## BEGIN Data shown
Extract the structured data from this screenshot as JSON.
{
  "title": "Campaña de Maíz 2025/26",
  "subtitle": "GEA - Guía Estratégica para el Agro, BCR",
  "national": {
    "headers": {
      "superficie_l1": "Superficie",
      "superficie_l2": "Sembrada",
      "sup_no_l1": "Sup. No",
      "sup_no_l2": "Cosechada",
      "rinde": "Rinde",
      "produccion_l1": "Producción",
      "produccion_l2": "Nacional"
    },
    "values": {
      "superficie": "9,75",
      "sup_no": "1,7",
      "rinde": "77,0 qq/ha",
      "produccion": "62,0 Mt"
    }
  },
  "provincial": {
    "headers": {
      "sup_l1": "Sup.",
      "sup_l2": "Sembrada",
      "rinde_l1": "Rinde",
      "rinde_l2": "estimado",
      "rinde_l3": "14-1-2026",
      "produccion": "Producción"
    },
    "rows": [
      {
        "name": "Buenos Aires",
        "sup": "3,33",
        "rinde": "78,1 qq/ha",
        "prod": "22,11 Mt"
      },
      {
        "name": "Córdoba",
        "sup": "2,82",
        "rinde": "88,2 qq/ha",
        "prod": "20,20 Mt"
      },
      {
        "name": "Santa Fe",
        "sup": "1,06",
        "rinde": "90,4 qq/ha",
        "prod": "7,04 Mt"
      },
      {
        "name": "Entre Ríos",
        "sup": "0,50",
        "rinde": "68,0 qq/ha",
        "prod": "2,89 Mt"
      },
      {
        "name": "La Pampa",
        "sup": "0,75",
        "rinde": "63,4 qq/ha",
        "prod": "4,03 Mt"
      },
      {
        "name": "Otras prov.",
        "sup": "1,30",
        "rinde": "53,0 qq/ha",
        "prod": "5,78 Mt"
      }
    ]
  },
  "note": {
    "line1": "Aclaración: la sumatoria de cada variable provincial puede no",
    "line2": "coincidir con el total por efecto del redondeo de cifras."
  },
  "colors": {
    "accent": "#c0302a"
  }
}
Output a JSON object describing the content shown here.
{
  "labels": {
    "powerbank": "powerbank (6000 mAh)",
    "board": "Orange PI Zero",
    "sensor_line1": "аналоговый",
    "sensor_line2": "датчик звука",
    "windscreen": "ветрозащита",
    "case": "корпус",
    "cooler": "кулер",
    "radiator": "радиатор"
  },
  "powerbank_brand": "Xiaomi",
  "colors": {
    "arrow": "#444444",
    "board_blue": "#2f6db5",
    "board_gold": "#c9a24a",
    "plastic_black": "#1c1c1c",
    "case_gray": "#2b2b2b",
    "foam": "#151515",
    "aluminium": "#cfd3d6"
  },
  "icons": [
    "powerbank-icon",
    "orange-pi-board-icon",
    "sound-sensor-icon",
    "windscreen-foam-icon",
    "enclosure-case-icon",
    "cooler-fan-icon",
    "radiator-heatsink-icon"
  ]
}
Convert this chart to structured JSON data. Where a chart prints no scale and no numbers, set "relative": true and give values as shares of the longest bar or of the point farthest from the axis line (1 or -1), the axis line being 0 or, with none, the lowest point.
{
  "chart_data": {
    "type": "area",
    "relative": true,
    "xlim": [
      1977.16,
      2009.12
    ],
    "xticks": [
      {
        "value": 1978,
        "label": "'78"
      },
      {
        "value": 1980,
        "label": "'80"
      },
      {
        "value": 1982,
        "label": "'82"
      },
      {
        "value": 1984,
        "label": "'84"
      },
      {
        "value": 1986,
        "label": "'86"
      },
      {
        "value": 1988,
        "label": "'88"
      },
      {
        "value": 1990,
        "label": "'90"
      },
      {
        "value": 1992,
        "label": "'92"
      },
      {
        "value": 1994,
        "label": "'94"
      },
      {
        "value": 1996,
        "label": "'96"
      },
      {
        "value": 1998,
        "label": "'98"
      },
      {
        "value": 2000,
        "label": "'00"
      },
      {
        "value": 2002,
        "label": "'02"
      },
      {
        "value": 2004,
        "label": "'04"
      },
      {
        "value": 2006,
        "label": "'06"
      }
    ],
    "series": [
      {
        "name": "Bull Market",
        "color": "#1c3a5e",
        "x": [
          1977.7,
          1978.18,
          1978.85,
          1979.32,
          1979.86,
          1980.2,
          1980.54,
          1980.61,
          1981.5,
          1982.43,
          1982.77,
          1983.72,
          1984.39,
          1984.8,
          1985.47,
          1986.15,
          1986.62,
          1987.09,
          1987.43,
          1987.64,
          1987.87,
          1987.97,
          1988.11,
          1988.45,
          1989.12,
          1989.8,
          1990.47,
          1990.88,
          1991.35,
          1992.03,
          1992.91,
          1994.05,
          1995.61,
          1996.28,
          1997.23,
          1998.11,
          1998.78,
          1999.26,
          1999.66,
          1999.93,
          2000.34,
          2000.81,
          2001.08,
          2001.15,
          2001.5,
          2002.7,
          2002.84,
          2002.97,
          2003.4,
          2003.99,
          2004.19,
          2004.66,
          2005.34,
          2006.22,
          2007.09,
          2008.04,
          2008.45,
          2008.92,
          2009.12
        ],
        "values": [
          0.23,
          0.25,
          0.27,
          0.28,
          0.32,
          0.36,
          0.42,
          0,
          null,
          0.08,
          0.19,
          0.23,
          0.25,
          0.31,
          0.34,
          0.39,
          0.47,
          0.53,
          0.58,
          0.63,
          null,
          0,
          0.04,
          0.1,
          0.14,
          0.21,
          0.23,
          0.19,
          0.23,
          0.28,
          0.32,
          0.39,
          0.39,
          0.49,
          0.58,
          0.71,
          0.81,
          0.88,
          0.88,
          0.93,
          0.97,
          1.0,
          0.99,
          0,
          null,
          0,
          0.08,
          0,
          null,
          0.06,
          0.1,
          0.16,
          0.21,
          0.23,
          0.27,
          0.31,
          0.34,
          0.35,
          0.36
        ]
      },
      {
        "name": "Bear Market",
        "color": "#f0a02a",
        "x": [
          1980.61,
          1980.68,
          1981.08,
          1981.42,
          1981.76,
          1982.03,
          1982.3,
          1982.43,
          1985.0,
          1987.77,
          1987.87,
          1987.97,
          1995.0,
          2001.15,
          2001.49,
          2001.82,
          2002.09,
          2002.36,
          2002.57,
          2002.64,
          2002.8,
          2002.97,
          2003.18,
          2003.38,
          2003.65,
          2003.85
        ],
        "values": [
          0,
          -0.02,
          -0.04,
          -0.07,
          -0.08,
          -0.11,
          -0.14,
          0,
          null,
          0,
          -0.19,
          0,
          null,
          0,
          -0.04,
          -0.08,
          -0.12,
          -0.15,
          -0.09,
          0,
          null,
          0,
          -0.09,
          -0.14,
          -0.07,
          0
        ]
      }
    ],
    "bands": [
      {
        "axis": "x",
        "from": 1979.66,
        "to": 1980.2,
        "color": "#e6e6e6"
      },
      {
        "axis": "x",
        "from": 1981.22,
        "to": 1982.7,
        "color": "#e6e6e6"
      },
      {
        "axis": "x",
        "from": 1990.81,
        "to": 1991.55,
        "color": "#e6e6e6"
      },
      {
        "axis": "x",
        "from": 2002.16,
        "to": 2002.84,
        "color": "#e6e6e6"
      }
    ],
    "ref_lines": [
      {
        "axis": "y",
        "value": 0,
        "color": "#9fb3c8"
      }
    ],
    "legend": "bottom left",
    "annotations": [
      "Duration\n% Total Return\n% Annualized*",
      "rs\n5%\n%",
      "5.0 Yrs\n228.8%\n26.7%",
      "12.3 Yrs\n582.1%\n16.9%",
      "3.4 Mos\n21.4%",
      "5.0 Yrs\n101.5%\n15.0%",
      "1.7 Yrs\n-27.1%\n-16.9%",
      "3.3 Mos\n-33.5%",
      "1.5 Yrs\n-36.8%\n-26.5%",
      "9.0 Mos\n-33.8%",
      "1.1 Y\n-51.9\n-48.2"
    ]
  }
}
## END Data shown
Copy every line of the records above that holds the word "windscreen".

    "windscreen": "ветрозащита",
    "windscreen-foam-icon",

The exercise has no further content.